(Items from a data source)
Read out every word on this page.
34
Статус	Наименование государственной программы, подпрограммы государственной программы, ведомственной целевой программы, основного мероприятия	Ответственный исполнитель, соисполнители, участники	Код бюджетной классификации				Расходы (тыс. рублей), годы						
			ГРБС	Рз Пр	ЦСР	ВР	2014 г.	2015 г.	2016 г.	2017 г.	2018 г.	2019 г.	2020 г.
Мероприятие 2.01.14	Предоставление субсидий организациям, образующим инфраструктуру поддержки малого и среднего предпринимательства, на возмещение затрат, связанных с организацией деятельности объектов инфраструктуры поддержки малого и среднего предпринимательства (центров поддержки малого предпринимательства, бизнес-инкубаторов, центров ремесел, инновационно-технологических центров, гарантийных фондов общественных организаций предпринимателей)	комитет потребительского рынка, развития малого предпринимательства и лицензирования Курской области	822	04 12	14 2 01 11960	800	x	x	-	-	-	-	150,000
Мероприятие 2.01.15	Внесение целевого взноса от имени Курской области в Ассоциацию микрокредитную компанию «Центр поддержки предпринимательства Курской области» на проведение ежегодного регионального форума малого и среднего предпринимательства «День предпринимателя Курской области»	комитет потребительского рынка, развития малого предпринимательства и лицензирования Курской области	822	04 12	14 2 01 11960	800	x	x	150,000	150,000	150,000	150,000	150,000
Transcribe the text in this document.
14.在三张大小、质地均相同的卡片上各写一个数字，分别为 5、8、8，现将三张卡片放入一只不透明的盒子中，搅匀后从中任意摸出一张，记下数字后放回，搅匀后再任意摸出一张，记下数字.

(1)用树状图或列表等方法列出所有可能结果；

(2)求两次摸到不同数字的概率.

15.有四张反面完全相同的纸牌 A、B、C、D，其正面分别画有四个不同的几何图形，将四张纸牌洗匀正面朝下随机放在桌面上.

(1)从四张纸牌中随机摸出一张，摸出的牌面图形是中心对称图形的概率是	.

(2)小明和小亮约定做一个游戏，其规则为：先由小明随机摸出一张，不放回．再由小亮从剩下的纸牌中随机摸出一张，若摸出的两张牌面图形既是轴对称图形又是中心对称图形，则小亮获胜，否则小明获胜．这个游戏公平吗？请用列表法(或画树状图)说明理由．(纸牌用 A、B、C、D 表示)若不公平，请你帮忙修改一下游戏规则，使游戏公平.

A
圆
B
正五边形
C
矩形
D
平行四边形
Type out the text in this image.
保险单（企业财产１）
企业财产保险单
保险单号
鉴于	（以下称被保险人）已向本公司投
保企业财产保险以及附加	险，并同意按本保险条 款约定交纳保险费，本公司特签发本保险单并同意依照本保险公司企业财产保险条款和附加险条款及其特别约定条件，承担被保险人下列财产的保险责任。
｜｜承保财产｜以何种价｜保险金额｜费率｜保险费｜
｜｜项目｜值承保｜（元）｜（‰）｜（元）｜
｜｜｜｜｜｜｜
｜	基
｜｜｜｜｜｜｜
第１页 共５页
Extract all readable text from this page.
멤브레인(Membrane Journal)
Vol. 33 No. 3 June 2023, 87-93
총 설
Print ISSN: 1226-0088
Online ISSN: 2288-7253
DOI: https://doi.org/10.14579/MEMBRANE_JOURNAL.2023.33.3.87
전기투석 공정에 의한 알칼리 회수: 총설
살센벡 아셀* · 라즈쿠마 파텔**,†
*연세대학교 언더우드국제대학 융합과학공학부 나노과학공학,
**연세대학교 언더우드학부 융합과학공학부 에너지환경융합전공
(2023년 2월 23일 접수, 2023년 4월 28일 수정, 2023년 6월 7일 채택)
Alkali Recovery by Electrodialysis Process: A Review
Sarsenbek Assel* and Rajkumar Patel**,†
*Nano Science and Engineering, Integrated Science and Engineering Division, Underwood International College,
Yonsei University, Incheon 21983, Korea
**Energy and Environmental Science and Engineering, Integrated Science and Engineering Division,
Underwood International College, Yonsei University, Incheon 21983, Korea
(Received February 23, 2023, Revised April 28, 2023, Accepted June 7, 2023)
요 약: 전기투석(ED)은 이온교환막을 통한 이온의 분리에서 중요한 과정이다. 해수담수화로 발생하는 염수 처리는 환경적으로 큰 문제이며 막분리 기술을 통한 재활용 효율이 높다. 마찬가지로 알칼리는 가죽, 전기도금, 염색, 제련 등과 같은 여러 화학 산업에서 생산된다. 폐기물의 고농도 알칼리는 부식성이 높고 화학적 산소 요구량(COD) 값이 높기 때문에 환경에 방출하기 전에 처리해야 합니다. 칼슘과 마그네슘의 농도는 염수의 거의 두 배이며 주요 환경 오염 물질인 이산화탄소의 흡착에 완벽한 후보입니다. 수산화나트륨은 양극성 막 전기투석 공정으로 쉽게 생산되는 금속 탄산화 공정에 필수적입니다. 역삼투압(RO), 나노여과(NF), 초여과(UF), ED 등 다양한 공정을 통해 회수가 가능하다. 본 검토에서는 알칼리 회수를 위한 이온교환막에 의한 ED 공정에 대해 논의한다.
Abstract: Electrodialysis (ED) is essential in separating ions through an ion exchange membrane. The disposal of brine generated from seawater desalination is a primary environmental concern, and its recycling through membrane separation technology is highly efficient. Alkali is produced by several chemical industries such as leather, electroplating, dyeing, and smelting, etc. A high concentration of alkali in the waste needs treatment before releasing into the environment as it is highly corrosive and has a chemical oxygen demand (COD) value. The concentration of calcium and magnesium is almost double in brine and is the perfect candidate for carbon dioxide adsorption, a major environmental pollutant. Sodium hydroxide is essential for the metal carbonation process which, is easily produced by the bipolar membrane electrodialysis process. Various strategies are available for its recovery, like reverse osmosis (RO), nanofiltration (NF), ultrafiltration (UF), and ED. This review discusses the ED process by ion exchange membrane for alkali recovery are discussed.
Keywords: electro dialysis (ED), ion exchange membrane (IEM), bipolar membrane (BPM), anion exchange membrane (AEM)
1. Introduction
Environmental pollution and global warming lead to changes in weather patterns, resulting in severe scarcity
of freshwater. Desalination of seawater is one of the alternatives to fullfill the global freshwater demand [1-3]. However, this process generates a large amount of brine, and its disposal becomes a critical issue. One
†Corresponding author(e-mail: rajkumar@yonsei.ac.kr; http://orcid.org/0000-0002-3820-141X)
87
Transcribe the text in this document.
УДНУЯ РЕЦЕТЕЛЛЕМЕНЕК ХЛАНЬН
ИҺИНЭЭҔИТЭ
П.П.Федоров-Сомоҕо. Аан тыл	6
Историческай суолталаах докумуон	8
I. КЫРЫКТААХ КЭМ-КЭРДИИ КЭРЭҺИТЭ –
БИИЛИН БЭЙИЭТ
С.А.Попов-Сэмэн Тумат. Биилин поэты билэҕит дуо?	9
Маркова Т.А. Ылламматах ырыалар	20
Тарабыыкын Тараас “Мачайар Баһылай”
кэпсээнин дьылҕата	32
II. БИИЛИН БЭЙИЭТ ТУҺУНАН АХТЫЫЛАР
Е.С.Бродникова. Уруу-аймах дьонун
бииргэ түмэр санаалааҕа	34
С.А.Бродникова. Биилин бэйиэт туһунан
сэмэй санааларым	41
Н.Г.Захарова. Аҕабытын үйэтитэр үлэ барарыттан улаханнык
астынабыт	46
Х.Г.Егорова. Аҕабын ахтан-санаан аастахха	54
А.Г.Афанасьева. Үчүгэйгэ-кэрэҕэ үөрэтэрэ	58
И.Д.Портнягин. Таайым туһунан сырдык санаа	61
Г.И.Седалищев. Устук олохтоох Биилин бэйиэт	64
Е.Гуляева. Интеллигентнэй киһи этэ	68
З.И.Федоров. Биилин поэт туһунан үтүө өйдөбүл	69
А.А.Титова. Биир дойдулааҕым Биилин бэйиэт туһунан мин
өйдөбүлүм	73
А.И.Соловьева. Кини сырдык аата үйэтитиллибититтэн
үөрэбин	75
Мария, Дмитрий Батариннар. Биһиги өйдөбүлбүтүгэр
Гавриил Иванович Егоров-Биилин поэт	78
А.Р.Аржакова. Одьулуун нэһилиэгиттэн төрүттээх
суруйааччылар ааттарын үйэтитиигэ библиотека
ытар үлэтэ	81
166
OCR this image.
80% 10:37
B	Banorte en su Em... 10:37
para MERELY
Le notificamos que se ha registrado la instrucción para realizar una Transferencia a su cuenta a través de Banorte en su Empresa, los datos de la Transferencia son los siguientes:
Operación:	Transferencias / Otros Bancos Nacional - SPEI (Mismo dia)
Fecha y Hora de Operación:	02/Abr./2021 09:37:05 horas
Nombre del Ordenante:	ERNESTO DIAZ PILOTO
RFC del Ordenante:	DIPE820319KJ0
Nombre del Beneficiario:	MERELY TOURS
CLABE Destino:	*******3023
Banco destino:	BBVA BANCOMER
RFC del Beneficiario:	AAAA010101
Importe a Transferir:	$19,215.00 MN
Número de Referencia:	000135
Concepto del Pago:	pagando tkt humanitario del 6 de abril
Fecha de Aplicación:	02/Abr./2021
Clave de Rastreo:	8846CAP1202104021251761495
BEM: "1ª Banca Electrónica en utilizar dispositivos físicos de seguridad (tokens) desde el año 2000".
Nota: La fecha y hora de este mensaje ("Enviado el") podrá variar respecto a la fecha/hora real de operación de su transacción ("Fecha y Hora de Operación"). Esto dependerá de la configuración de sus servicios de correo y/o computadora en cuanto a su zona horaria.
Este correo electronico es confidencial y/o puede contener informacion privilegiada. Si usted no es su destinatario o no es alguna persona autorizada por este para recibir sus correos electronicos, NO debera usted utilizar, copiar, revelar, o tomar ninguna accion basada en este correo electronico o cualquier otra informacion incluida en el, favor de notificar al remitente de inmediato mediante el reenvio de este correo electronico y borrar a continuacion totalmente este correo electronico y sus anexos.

AIM OF THE EXERCISE —
Looking at the records above, tally the lines holding "연세대학교" and reply with that number only.

WRITTEN ANSWER —
2